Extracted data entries
══════════════════════════════
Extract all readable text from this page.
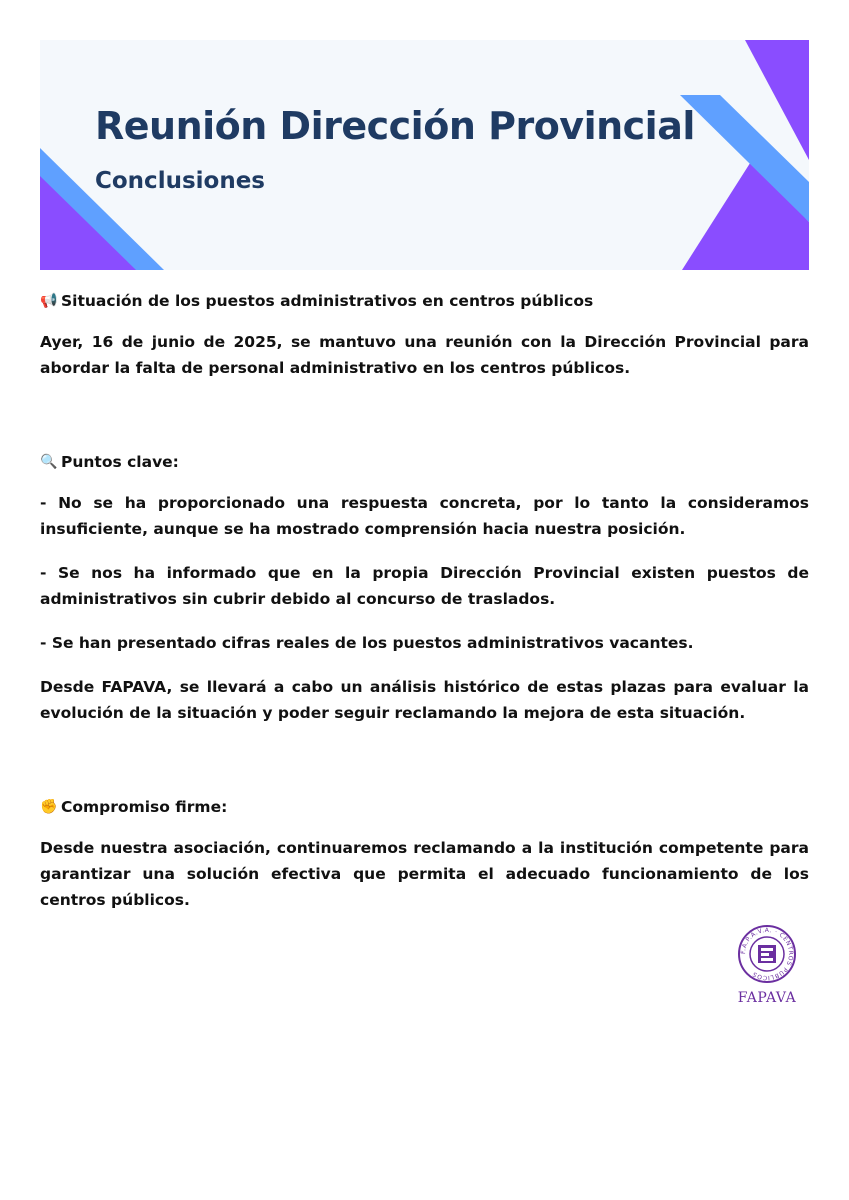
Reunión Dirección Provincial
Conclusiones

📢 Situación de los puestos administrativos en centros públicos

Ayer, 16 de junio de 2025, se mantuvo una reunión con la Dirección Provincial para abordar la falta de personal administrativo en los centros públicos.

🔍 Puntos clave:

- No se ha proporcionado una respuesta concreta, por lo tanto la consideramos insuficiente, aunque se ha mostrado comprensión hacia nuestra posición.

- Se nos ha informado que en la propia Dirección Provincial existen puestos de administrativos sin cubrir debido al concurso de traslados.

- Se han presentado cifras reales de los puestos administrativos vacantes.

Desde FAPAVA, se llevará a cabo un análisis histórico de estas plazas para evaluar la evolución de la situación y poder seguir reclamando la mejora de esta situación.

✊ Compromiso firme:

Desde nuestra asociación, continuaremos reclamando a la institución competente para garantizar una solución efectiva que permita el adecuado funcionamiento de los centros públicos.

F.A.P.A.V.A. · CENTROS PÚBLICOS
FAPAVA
══════════════════════════════
Work instructions: Note how many lines in the material hold the word "reclamando", and give that number with nothing added.

Correct output: 2